Stored records:
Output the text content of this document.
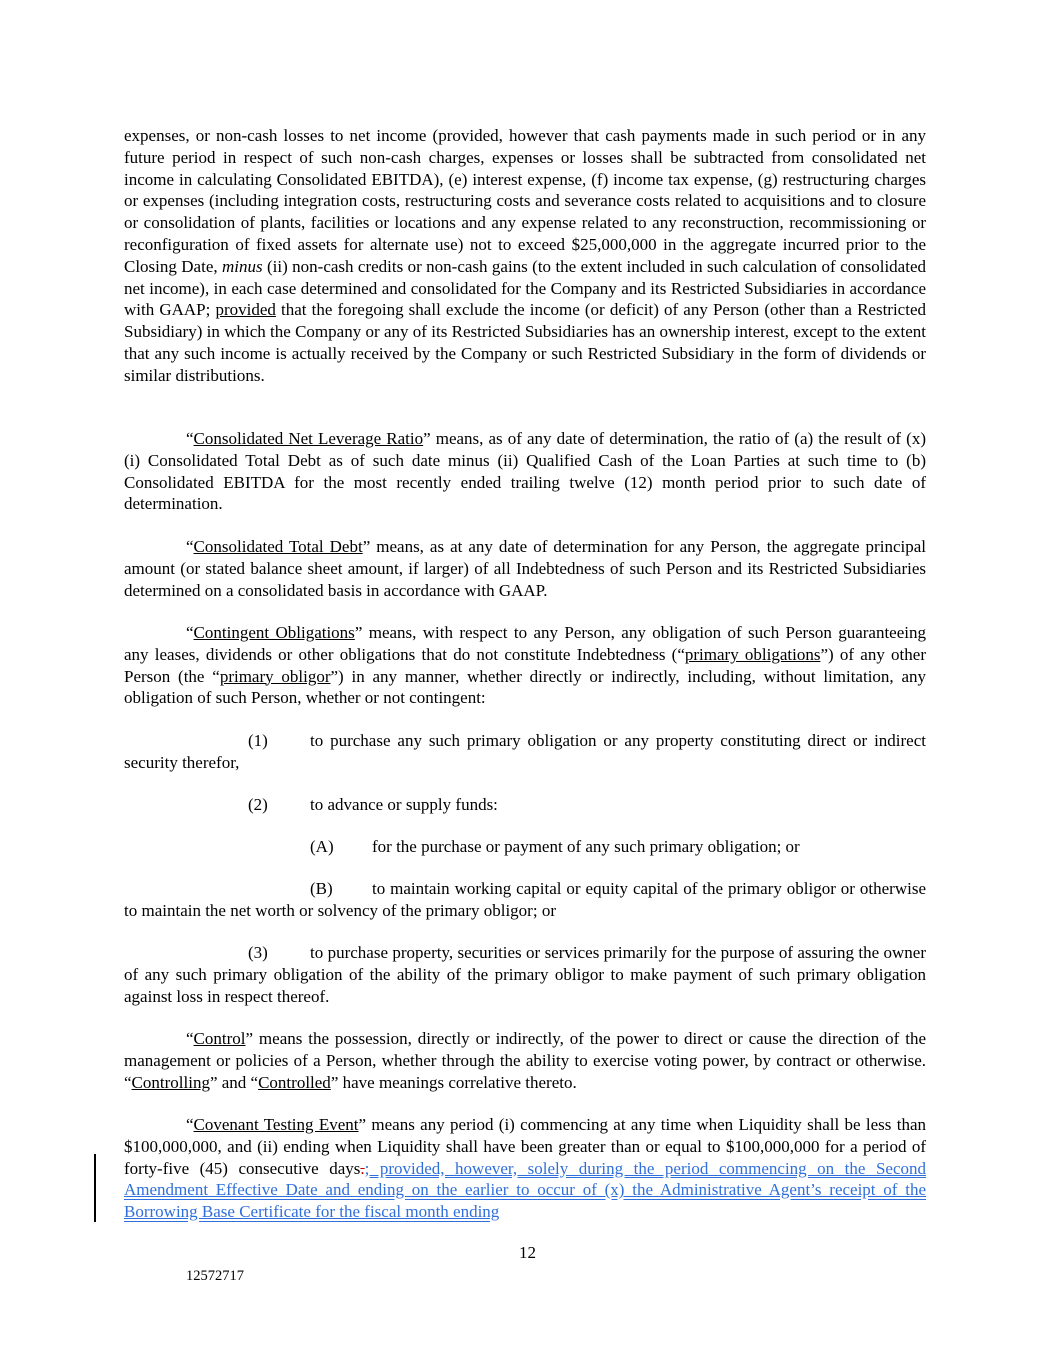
expenses, or non-cash losses to net income (provided, however that cash payments made in such period or in any future period in respect of such non-cash charges, expenses or losses shall be subtracted from consolidated net income in calculating Consolidated EBITDA), (e) interest expense, (f) income tax expense, (g) restructuring charges or expenses (including integration costs, restructuring costs and severance costs related to acquisitions and to closure or consolidation of plants, facilities or locations and any expense related to any reconstruction, recommissioning or reconfiguration of fixed assets for alternate use) not to exceed $25,000,000 in the aggregate incurred prior to the Closing Date, minus (ii) non-cash credits or non-cash gains (to the extent included in such calculation of consolidated net income), in each case determined and consolidated for the Company and its Restricted Subsidiaries in accordance with GAAP; provided that the foregoing shall exclude the income (or deficit) of any Person (other than a Restricted Subsidiary) in which the Company or any of its Restricted Subsidiaries has an ownership interest, except to the extent that any such income is actually received by the Company or such Restricted Subsidiary in the form of dividends or similar distributions.

“Consolidated Net Leverage Ratio” means, as of any date of determination, the ratio of (a) the result of (x) (i) Consolidated Total Debt as of such date minus (ii) Qualified Cash of the Loan Parties at such time to (b) Consolidated EBITDA for the most recently ended trailing twelve (12) month period prior to such date of determination.

“Consolidated Total Debt” means, as at any date of determination for any Person, the aggregate principal amount (or stated balance sheet amount, if larger) of all Indebtedness of such Person and its Restricted Subsidiaries determined on a consolidated basis in accordance with GAAP.

“Contingent Obligations” means, with respect to any Person, any obligation of such Person guaranteeing any leases, dividends or other obligations that do not constitute Indebtedness (“primary obligations”) of any other Person (the “primary obligor”) in any manner, whether directly or indirectly, including, without limitation, any obligation of such Person, whether or not contingent:

(1) to purchase any such primary obligation or any property constituting direct or indirect security therefor,

(2) to advance or supply funds:

(A) for the purchase or payment of any such primary obligation; or

(B) to maintain working capital or equity capital of the primary obligor or otherwise to maintain the net worth or solvency of the primary obligor; or

(3) to purchase property, securities or services primarily for the purpose of assuring the owner of any such primary obligation of the ability of the primary obligor to make payment of such primary obligation against loss in respect thereof.

“Control” means the possession, directly or indirectly, of the power to direct or cause the direction of the management or policies of a Person, whether through the ability to exercise voting power, by contract or otherwise. “Controlling” and “Controlled” have meanings correlative thereto.

“Covenant Testing Event” means any period (i) commencing at any time when Liquidity shall be less than $100,000,000, and (ii) ending when Liquidity shall have been greater than or equal to $100,000,000 for a period of forty-five (45) consecutive days.; provided, however, solely during the period commencing on the Second Amendment Effective Date and ending on the earlier to occur of (x) the Administrative Agent’s receipt of the Borrowing Base Certificate for the fiscal month ending

12
12572717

*Instruction*
Reproduce each line exactly, please, except for any pictures.

*Full response*
Output the text content of this document.
expenses, or non-cash losses to net income (provided, however that cash payments made in such period or in any future period in respect of such non-cash charges, expenses or losses shall be subtracted from consolidated net income in calculating Consolidated EBITDA), (e) interest expense, (f) income tax expense, (g) restructuring charges or expenses (including integration costs, restructuring costs and severance costs related to acquisitions and to closure or consolidation of plants, facilities or locations and any expense related to any reconstruction, recommissioning or reconfiguration of fixed assets for alternate use) not to exceed $25,000,000 in the aggregate incurred prior to the Closing Date, minus (ii) non-cash credits or non-cash gains (to the extent included in such calculation of consolidated net income), in each case determined and consolidated for the Company and its Restricted Subsidiaries in accordance with GAAP; provided that the foregoing shall exclude the income (or deficit) of any Person (other than a Restricted Subsidiary) in which the Company or any of its Restricted Subsidiaries has an ownership interest, except to the extent that any such income is actually received by the Company or such Restricted Subsidiary in the form of dividends or similar distributions.

“Consolidated Net Leverage Ratio” means, as of any date of determination, the ratio of (a) the result of (x) (i) Consolidated Total Debt as of such date minus (ii) Qualified Cash of the Loan Parties at such time to (b) Consolidated EBITDA for the most recently ended trailing twelve (12) month period prior to such date of determination.

“Consolidated Total Debt” means, as at any date of determination for any Person, the aggregate principal amount (or stated balance sheet amount, if larger) of all Indebtedness of such Person and its Restricted Subsidiaries determined on a consolidated basis in accordance with GAAP.

“Contingent Obligations” means, with respect to any Person, any obligation of such Person guaranteeing any leases, dividends or other obligations that do not constitute Indebtedness (“primary obligations”) of any other Person (the “primary obligor”) in any manner, whether directly or indirectly, including, without limitation, any obligation of such Person, whether or not contingent:

(1) to purchase any such primary obligation or any property constituting direct or indirect security therefor,

(2) to advance or supply funds:

(A) for the purchase or payment of any such primary obligation; or

(B) to maintain working capital or equity capital of the primary obligor or otherwise to maintain the net worth or solvency of the primary obligor; or

(3) to purchase property, securities or services primarily for the purpose of assuring the owner of any such primary obligation of the ability of the primary obligor to make payment of such primary obligation against loss in respect thereof.

“Control” means the possession, directly or indirectly, of the power to direct or cause the direction of the management or policies of a Person, whether through the ability to exercise voting power, by contract or otherwise. “Controlling” and “Controlled” have meanings correlative thereto.

“Covenant Testing Event” means any period (i) commencing at any time when Liquidity shall be less than $100,000,000, and (ii) ending when Liquidity shall have been greater than or equal to $100,000,000 for a period of forty-five (45) consecutive days.; provided, however, solely during the period commencing on the Second Amendment Effective Date and ending on the earlier to occur of (x) the Administrative Agent’s receipt of the Borrowing Base Certificate for the fiscal month ending

12
12572717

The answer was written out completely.